### INSTRUCTIONS TO FOLLOW
Look through the data below and count each line where the word "screenshot" appears. Reply with the count alone.

Figure record listings:

_ _ _ _

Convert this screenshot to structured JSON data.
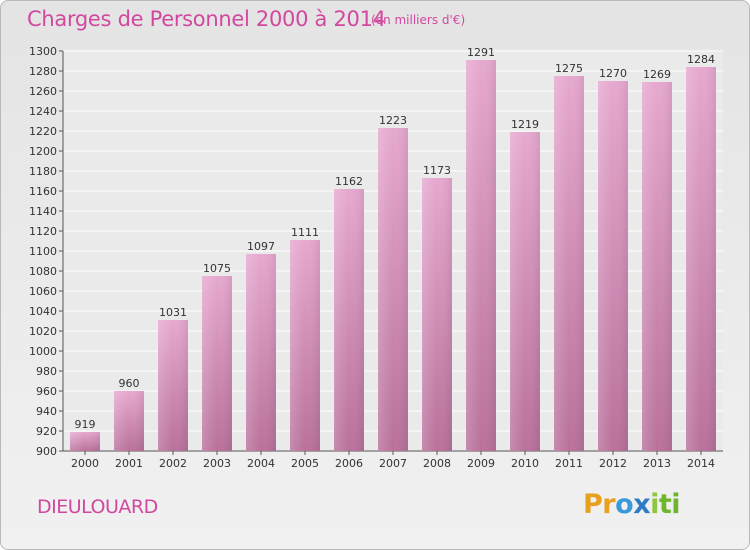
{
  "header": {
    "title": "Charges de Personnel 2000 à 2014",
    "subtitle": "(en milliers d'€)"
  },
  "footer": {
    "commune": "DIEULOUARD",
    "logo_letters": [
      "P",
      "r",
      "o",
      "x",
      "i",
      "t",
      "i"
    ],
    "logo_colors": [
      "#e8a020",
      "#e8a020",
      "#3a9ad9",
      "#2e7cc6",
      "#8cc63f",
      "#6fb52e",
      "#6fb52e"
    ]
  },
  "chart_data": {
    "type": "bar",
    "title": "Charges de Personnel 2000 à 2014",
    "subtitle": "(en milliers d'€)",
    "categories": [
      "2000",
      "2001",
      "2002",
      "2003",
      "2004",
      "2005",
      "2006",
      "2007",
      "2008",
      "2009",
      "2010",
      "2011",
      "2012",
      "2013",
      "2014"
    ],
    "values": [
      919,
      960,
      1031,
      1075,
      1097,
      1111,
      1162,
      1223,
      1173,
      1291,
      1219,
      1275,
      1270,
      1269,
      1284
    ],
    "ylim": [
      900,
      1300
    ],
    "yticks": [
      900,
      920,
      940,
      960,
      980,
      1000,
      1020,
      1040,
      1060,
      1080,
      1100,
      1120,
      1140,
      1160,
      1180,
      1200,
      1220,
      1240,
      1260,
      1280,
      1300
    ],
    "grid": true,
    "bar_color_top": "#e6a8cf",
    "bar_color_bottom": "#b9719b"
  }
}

_ _ _ _

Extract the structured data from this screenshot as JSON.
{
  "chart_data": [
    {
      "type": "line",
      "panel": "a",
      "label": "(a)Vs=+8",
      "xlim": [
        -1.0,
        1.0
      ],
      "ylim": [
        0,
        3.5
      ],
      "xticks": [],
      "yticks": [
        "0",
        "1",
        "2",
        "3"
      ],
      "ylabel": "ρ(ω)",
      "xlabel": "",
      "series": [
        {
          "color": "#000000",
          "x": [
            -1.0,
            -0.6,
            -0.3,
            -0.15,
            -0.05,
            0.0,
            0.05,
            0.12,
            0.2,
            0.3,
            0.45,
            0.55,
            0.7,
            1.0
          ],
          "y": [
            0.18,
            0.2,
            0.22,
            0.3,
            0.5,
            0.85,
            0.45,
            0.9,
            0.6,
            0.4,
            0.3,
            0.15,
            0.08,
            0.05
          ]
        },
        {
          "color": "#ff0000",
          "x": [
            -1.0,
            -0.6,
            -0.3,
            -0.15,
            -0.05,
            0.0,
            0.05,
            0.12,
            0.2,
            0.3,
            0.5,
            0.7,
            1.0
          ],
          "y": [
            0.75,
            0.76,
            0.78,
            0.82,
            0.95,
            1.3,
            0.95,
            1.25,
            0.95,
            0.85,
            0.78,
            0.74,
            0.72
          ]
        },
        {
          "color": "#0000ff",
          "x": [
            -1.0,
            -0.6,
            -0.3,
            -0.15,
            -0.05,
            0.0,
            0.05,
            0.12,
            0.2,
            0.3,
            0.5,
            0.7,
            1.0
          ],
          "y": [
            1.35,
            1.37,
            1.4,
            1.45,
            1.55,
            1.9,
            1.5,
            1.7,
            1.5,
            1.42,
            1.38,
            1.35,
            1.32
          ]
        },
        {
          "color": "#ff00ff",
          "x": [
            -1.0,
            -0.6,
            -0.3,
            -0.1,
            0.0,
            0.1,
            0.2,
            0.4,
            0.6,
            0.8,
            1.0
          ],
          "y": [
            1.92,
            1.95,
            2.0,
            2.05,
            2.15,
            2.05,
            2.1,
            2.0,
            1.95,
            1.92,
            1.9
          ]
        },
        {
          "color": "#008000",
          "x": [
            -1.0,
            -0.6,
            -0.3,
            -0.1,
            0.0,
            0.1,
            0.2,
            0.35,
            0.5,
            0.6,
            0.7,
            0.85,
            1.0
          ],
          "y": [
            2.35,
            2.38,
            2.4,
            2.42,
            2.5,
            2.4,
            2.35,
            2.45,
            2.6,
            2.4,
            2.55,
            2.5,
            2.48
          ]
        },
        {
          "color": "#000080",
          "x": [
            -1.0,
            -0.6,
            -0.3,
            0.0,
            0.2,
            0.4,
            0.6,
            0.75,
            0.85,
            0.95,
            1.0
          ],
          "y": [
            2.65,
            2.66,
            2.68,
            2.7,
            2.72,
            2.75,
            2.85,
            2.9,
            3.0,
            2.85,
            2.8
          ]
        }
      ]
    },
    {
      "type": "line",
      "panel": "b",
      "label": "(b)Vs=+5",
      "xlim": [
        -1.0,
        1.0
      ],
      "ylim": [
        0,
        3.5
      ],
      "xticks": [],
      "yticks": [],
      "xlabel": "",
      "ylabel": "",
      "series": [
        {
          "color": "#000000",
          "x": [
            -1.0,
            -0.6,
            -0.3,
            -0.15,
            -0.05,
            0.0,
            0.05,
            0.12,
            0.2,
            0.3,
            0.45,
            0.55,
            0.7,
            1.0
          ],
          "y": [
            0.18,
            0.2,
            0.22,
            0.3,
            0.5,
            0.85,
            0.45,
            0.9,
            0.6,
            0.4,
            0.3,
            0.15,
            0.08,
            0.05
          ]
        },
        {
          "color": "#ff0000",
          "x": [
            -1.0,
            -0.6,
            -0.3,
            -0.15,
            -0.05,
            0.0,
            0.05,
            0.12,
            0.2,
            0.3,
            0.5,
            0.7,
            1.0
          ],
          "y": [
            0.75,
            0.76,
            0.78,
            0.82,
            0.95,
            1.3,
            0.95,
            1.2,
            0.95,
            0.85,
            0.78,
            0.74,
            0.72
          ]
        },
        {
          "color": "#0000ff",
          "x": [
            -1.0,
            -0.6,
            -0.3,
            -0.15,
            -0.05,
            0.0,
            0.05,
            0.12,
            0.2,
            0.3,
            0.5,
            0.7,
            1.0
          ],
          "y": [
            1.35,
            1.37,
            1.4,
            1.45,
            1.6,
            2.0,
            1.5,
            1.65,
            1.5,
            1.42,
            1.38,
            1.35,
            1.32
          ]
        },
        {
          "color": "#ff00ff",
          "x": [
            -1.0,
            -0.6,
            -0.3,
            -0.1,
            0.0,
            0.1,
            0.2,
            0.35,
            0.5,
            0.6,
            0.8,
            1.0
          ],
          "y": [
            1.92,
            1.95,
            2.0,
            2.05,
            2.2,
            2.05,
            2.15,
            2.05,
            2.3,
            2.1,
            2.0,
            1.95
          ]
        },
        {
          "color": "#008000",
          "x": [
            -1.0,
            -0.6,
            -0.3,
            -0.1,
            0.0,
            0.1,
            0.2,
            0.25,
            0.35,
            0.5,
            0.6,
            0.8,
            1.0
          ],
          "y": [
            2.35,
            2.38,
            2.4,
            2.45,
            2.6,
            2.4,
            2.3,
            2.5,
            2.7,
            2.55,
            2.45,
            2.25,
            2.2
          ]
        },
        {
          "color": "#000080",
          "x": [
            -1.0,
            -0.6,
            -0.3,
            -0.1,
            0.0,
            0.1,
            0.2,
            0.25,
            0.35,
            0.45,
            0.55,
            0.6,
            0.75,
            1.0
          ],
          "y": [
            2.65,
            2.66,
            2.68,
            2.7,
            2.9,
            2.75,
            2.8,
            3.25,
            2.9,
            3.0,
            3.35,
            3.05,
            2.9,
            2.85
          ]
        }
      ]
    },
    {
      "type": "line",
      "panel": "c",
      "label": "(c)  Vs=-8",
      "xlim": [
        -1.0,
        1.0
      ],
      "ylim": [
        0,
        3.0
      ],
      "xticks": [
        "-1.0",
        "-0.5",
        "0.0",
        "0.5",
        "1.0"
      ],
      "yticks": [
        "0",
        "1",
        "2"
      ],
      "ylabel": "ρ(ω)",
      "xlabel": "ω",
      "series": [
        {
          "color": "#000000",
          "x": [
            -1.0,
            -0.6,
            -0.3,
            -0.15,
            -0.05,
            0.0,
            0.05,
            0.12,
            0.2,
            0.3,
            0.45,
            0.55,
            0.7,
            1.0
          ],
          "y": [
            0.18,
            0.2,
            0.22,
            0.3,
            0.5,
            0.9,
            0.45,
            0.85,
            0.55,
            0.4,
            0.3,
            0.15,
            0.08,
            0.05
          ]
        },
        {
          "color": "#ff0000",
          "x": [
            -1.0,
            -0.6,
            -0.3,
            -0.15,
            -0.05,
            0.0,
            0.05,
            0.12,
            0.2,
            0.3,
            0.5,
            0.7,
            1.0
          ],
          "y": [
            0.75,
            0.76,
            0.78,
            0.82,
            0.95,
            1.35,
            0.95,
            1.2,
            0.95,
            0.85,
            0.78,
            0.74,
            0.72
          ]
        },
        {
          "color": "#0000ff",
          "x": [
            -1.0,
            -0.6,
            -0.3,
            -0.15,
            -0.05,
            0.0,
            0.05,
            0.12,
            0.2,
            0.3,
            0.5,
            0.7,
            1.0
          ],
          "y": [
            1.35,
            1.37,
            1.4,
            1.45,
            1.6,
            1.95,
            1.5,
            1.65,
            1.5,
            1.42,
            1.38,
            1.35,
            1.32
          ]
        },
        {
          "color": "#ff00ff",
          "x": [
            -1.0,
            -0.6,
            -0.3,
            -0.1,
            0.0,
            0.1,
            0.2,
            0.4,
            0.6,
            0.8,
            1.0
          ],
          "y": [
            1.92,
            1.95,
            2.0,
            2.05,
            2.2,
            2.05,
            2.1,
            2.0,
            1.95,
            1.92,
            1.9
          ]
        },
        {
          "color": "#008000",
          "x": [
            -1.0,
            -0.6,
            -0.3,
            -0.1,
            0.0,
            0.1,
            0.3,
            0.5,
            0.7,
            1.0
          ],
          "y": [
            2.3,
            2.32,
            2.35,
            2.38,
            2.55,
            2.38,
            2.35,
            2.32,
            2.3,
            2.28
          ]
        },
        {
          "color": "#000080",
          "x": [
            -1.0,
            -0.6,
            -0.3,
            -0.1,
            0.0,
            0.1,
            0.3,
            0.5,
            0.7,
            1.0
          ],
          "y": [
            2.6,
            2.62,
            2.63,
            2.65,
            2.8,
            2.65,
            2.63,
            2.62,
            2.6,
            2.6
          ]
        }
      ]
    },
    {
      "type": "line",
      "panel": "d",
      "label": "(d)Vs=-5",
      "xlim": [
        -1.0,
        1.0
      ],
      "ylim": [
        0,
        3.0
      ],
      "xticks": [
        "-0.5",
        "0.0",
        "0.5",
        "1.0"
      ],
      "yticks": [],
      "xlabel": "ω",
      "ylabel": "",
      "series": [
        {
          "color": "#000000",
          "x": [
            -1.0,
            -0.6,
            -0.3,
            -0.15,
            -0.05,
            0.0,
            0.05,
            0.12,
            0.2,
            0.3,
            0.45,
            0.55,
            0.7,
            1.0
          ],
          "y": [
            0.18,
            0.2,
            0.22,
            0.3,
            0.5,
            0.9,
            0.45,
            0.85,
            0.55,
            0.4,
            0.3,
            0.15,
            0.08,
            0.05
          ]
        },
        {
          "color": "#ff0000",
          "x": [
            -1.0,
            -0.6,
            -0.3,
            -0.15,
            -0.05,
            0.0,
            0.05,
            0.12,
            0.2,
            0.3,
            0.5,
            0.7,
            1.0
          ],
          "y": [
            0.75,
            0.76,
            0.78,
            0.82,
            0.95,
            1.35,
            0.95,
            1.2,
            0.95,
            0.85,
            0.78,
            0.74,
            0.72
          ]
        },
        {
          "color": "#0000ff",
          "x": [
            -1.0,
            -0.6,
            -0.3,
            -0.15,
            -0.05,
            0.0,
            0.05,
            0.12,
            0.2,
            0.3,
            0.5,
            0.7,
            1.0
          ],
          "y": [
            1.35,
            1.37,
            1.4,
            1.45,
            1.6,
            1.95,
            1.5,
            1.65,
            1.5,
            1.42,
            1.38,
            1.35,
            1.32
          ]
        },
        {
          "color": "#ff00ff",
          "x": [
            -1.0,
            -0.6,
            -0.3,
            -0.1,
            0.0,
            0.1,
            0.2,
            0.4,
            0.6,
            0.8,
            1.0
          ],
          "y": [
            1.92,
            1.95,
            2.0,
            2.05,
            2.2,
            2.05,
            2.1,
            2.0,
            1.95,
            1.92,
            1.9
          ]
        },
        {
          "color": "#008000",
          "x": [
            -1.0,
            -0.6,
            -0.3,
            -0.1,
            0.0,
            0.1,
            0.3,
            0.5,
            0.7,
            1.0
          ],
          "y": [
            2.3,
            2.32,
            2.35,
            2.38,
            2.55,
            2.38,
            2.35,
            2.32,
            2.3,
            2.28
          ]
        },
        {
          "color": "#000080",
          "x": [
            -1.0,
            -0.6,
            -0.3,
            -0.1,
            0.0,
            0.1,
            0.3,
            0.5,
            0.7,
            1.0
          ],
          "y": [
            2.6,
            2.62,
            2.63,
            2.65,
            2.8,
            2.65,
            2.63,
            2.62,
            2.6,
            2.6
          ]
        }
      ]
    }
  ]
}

_ _ _ _

### SOLUTION BELOW
2